Exercise aim
Copy each line below that contains "Normalized".

Data entries for graphics:
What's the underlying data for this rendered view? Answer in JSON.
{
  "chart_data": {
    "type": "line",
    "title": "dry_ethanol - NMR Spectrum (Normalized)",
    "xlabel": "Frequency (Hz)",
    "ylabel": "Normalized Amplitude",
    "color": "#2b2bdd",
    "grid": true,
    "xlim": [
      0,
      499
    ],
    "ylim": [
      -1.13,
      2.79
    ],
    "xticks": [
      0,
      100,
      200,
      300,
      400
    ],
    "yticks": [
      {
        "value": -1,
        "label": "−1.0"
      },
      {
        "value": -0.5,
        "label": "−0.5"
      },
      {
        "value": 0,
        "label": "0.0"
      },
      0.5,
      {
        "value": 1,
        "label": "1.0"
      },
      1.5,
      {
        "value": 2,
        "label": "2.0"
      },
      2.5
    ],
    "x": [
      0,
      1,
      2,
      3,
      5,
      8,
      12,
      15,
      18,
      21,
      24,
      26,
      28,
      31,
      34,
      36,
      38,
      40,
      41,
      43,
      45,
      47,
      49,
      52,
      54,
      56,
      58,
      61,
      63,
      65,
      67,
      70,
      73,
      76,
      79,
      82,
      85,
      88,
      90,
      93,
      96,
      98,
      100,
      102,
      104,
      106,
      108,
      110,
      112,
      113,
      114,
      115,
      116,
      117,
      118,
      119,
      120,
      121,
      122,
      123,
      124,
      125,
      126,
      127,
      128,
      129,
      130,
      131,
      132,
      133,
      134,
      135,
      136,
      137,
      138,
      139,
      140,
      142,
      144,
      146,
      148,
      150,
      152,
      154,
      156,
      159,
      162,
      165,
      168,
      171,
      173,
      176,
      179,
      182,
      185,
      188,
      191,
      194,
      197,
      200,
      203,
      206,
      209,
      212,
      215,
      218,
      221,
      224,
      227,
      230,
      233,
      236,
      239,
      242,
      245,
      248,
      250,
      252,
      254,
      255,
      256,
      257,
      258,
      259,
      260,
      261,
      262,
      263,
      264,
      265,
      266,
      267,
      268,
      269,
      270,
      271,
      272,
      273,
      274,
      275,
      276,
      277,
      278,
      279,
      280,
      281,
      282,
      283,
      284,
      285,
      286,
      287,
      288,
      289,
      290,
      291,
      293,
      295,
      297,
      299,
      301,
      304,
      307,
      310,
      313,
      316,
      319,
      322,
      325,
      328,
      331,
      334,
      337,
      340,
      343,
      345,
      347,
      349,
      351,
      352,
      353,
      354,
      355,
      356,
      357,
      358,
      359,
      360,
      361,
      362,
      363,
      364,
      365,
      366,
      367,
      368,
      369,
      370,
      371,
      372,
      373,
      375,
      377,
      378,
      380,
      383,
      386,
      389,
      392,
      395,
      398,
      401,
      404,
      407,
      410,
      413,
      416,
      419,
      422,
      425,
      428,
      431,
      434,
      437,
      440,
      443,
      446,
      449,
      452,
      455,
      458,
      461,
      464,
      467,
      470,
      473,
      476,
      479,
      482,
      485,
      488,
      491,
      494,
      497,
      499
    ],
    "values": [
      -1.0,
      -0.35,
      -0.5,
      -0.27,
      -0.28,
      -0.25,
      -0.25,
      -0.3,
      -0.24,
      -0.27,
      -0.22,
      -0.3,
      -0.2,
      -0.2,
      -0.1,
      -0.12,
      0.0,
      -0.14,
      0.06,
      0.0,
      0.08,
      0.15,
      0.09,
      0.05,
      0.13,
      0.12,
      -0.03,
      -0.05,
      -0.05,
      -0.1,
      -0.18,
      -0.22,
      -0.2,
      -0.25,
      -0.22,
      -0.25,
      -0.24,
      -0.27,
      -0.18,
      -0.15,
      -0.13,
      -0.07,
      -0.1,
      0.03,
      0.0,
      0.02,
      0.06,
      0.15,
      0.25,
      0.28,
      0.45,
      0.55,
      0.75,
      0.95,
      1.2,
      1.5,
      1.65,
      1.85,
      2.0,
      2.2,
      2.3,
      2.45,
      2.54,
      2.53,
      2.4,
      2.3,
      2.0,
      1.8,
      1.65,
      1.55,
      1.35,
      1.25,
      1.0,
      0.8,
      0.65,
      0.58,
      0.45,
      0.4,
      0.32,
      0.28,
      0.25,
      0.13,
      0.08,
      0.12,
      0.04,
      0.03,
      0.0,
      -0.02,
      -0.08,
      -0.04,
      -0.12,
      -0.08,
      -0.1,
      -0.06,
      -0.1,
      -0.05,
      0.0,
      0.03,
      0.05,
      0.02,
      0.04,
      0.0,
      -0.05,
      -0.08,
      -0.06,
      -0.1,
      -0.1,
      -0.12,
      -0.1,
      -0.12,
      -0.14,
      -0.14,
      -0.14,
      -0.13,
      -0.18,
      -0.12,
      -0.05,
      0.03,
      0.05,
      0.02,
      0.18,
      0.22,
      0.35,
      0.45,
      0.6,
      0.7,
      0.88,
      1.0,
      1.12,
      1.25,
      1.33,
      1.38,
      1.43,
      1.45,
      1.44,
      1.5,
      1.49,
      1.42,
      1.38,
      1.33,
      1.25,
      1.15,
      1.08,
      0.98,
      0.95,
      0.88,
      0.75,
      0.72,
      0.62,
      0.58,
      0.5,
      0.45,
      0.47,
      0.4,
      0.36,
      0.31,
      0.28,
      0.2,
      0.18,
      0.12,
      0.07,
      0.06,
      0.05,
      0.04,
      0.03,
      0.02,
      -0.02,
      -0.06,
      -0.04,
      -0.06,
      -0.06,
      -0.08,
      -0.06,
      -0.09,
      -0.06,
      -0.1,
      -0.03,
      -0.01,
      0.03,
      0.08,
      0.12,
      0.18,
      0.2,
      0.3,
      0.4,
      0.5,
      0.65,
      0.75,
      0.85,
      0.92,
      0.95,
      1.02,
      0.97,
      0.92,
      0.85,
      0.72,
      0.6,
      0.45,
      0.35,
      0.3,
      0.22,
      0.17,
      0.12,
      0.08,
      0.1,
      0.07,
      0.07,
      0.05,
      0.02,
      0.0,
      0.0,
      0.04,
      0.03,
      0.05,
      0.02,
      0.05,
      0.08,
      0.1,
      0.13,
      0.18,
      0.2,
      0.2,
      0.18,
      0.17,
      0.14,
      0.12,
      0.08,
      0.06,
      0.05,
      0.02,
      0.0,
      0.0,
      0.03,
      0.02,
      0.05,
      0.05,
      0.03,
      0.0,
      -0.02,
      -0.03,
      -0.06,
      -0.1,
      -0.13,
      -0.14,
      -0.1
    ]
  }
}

The answer
    "title": "dry_ethanol - NMR Spectrum (Normalized)",
    "ylabel": "Normalized Amplitude",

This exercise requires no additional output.